> _INPUT DATA_:
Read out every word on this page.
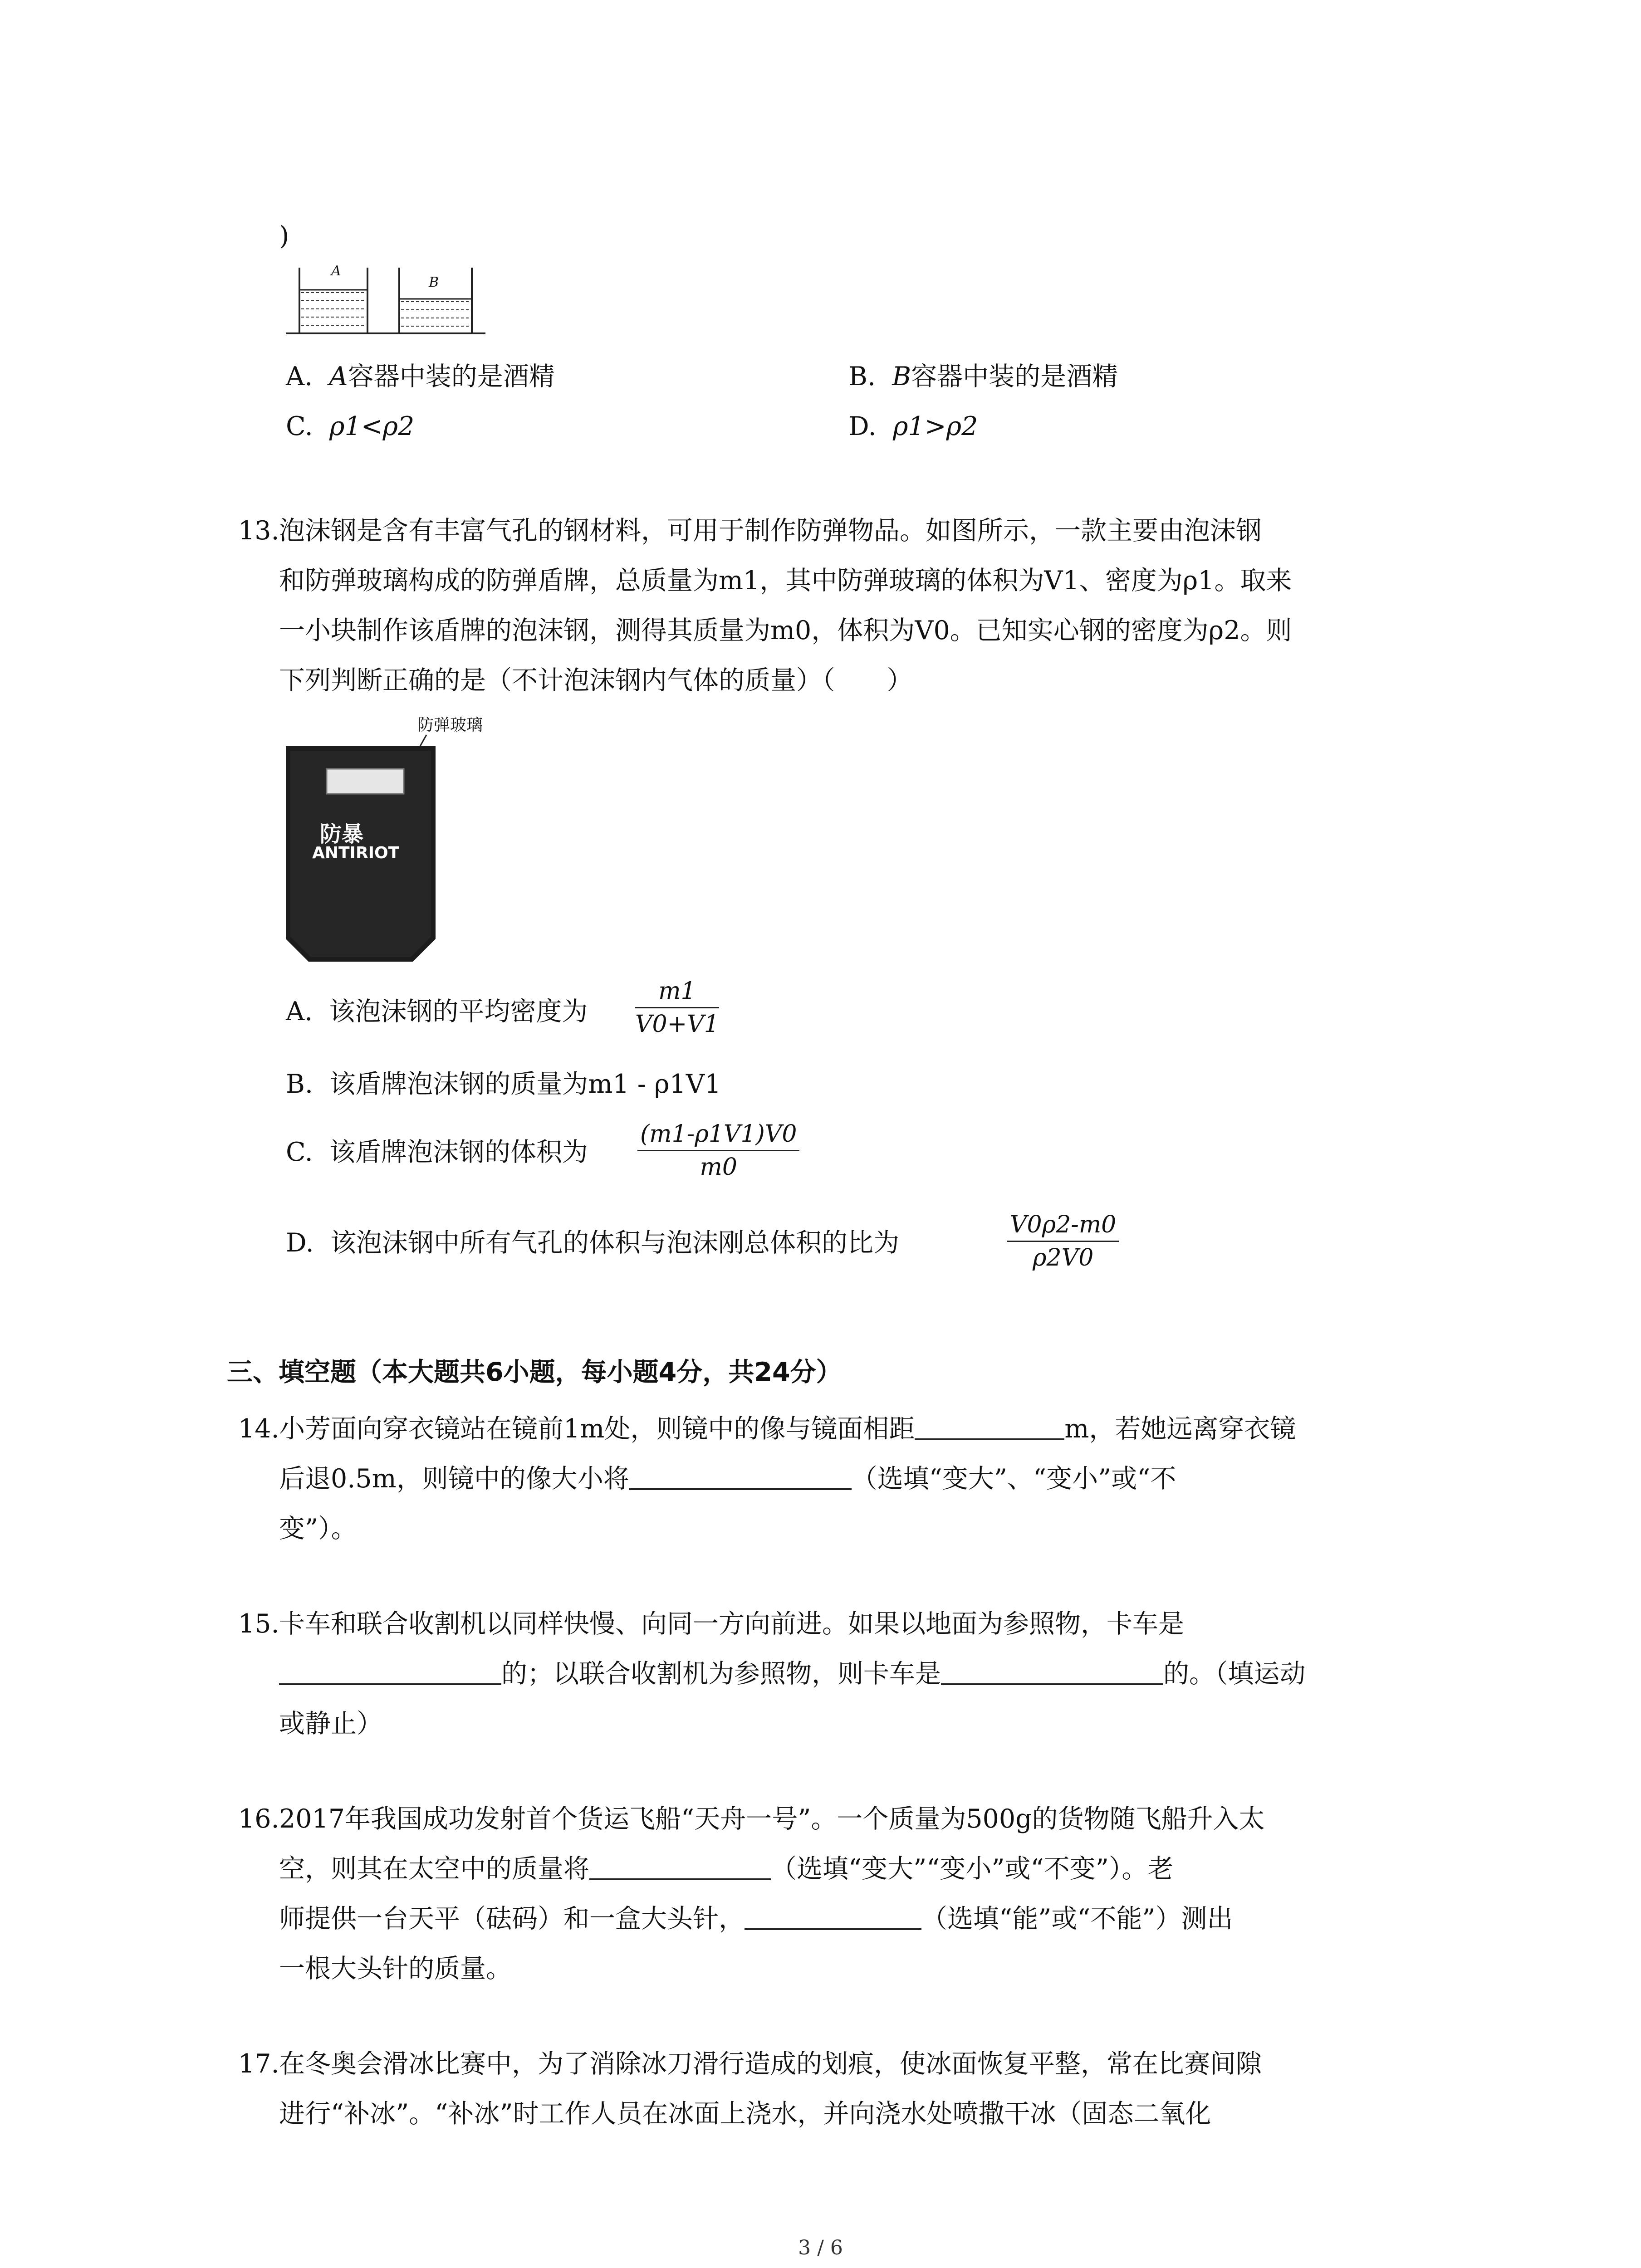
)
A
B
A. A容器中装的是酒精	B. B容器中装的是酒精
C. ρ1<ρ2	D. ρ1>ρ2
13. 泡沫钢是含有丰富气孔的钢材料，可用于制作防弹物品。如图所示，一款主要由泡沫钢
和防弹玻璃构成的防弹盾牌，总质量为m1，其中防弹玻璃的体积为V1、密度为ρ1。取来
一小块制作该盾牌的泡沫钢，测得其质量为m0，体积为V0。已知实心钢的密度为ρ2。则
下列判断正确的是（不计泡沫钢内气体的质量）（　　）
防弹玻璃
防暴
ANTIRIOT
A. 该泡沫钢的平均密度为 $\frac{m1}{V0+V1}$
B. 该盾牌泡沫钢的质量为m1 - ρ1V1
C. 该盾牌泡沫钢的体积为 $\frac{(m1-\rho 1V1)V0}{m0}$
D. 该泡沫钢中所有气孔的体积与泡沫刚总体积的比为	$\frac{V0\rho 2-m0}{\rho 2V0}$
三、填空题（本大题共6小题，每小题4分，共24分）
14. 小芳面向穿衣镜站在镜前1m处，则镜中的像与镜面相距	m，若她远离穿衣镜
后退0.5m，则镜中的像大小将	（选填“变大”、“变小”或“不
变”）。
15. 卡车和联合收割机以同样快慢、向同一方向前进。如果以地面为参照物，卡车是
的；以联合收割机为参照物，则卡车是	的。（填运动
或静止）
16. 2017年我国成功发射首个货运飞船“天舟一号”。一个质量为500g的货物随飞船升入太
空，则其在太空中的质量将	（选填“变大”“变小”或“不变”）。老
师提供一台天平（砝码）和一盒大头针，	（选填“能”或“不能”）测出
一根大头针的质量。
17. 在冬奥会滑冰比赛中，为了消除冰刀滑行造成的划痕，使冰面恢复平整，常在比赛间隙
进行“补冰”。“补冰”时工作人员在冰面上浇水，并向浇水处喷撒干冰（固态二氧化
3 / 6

> _TO BE DONE_:
Show every line of the records above that contains the word "frac".

> _TASK SOLUTION_:
A. 该泡沫钢的平均密度为 $\frac{m1}{V0+V1}$
C. 该盾牌泡沫钢的体积为 $\frac{(m1-\rho 1V1)V0}{m0}$
D. 该泡沫钢中所有气孔的体积与泡沫刚总体积的比为	$\frac{V0\rho 2-m0}{\rho 2V0}$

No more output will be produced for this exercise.